§ **Task details**: Collect all lines below with the string "more".

§ **Supplied material**:
◇ ◇ ◇
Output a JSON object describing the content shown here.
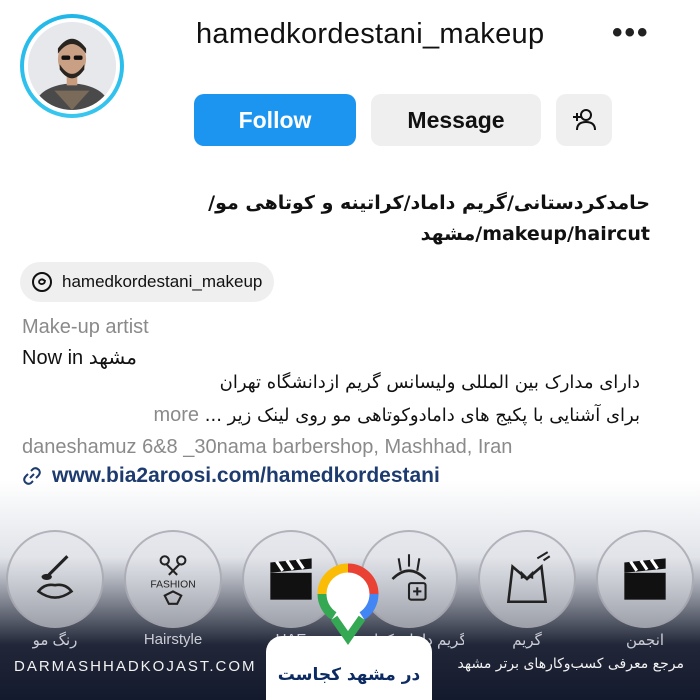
{
  "profile": {
    "username": "hamedkordestani_makeup",
    "more_icon": "more-horizontal-icon",
    "avatar_alt": "profile photo"
  },
  "actions": {
    "follow_label": "Follow",
    "message_label": "Message",
    "add_user_icon": "add-user-icon",
    "follow_color": "#1b95f0"
  },
  "bio": {
    "title_line1": "حامدکردستانی/گریم داماد/کراتینه و کوتاهی مو/",
    "title_line2": "makeup/haircut/مشهد",
    "threads_handle": "hamedkordestani_makeup",
    "category": "Make-up artist",
    "location_prefix": "Now in",
    "location_city": "مشهد",
    "line1": "دارای مدارک بین المللی ولیسانس گریم ازدانشگاه تهران",
    "line2": "برای آشنایی با پکیج های دامادوکوتاهی مو روی لینک زیر ...",
    "more_label": "more",
    "address": "daneshamuz 6&8 _30nama barbershop, Mashhad, Iran",
    "link": "www.bia2aroosi.com/hamedkordestani"
  },
  "highlights": [
    {
      "icon": "makeup-brush-icon",
      "label": "رنگ مو"
    },
    {
      "icon": "fashion-scissors-icon",
      "label": "Hairstyle"
    },
    {
      "icon": "clapperboard-icon",
      "label": "UAE"
    },
    {
      "icon": "hair-care-icon",
      "label": "گریم داماد، کراتین"
    },
    {
      "icon": "tuxedo-icon",
      "label": "گریم"
    },
    {
      "icon": "clapperboard-icon",
      "label": "انجمن"
    }
  ],
  "watermark": {
    "site": "DARMASHHADKOJAST.COM",
    "brand": "در مشهد کجاست",
    "tagline": "مرجع معرفی کسب‌وکارهای برتر مشهد"
  }
}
◇ ◇ ◇
§ **Solution for this exercise**:
    "more_icon": "more-horizontal-icon",
    "more_label": "more",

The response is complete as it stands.